> **Direction**
Go through the entries one line at a time, and gather every line that has the word "title".

> **Data shown**
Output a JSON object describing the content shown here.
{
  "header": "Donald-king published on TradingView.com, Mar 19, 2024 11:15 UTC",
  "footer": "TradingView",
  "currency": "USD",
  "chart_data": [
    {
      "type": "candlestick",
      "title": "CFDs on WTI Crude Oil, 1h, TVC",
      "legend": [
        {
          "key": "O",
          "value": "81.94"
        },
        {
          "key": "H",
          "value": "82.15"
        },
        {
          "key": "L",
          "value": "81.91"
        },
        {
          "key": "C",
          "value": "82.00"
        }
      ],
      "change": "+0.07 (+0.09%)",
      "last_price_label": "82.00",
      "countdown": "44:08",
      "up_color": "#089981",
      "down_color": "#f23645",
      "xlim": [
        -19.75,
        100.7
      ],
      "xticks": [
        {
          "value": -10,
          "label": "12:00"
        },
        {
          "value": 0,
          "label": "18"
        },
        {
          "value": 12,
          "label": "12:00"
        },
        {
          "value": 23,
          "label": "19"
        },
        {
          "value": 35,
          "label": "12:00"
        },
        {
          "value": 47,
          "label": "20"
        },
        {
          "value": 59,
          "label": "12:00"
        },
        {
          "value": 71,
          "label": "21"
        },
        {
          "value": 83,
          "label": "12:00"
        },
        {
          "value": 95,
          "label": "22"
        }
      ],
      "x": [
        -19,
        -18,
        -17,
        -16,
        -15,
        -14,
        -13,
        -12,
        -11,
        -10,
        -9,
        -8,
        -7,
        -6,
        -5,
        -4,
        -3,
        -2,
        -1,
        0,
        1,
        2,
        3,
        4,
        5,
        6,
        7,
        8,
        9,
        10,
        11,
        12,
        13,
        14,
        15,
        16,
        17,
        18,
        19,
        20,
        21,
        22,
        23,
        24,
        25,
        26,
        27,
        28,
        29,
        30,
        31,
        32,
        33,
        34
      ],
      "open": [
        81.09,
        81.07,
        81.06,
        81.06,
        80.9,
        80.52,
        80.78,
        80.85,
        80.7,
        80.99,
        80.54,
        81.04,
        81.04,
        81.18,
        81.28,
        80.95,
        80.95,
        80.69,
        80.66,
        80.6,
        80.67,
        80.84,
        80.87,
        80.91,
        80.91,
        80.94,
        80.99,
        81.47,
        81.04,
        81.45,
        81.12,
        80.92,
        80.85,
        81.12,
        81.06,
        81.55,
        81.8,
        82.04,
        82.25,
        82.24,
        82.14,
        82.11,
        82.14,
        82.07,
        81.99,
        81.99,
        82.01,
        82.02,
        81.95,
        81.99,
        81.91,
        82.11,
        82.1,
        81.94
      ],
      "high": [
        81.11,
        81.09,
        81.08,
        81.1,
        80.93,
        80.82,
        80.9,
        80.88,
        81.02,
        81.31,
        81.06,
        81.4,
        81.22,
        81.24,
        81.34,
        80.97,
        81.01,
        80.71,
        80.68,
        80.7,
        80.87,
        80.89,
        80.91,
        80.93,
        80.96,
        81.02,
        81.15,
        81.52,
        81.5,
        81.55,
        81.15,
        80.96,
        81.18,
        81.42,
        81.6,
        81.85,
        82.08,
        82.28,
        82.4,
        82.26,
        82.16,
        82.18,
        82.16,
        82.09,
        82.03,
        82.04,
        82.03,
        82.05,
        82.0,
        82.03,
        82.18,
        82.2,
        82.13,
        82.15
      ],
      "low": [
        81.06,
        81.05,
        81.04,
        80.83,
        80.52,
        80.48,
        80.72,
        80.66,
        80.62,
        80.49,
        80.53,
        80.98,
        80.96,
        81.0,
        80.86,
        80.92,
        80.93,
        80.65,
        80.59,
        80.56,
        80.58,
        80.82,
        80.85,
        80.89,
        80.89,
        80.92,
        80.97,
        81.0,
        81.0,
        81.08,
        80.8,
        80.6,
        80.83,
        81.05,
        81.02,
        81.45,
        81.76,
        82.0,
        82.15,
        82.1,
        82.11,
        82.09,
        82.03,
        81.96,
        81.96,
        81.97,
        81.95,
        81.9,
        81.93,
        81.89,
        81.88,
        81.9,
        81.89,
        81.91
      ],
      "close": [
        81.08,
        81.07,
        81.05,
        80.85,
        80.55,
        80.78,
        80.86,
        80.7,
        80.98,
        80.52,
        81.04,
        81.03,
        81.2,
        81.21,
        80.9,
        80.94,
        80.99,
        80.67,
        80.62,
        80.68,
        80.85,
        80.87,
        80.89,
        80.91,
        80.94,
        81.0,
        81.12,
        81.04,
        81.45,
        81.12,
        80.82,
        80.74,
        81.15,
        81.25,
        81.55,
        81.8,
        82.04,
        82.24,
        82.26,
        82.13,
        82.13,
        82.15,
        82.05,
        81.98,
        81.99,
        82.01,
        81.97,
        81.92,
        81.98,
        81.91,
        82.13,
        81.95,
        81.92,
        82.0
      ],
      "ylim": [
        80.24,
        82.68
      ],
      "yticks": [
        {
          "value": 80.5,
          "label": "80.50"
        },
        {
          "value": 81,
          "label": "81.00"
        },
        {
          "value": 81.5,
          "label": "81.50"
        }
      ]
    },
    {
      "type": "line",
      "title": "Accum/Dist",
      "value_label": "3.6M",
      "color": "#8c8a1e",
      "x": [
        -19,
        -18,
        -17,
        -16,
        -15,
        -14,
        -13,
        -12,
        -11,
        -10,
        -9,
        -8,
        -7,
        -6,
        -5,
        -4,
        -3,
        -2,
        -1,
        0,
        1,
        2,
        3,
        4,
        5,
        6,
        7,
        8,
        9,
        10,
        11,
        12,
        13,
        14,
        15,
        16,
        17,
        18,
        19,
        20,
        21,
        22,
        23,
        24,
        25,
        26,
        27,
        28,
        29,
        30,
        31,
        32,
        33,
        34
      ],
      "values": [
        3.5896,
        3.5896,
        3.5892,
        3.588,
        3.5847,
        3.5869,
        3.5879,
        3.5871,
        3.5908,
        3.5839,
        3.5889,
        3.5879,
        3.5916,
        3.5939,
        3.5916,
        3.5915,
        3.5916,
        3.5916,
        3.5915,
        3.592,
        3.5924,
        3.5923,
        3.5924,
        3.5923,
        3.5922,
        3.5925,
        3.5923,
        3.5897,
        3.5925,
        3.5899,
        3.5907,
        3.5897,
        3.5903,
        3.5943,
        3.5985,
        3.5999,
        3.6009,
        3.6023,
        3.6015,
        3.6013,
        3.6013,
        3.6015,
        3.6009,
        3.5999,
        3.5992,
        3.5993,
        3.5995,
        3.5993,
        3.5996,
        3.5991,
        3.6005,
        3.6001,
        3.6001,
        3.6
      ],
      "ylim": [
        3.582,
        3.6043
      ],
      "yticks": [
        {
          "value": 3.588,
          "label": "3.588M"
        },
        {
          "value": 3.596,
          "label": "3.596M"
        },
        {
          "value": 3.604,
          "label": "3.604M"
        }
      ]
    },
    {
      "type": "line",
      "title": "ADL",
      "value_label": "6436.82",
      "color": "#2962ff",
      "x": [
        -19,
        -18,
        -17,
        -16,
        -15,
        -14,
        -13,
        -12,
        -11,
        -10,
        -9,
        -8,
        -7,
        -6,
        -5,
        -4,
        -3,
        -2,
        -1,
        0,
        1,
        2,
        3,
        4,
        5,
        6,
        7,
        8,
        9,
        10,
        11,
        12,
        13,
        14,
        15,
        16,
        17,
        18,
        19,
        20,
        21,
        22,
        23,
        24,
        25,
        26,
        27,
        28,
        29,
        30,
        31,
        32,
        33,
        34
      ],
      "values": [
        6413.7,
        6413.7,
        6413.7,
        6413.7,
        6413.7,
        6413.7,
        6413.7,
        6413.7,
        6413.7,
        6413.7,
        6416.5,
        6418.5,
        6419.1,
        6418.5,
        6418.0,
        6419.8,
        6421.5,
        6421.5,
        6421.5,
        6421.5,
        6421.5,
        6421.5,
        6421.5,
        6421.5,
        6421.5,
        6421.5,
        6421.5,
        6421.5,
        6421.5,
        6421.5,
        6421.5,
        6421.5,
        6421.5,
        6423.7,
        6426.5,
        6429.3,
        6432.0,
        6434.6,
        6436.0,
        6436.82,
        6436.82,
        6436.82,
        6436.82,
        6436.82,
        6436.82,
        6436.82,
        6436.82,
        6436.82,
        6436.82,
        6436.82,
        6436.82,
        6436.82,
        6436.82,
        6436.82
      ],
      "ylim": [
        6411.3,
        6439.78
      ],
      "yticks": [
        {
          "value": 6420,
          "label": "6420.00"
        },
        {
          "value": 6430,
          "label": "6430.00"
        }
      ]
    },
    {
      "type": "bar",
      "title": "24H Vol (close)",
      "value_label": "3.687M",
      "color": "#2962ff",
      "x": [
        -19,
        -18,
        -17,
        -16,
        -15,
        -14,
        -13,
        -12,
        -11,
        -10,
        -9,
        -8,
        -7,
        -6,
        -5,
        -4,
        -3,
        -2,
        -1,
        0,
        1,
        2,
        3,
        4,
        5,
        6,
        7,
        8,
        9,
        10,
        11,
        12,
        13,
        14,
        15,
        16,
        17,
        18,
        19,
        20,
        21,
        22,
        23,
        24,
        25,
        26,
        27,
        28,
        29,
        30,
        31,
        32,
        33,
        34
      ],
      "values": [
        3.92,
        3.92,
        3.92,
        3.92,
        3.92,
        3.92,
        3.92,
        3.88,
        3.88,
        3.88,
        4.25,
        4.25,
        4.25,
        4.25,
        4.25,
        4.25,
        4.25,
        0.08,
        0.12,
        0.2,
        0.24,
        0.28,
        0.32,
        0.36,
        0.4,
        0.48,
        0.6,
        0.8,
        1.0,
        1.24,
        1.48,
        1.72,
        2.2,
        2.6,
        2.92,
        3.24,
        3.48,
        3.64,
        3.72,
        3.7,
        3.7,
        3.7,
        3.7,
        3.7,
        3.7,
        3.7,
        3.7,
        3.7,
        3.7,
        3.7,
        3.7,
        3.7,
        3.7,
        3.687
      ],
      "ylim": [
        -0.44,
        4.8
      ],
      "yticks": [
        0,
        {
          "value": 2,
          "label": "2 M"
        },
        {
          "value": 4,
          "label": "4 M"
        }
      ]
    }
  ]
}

> **The reply**
      "title": "CFDs on WTI Crude Oil, 1h, TVC",
      "title": "Accum/Dist",
      "title": "ADL",
      "title": "24H Vol (close)",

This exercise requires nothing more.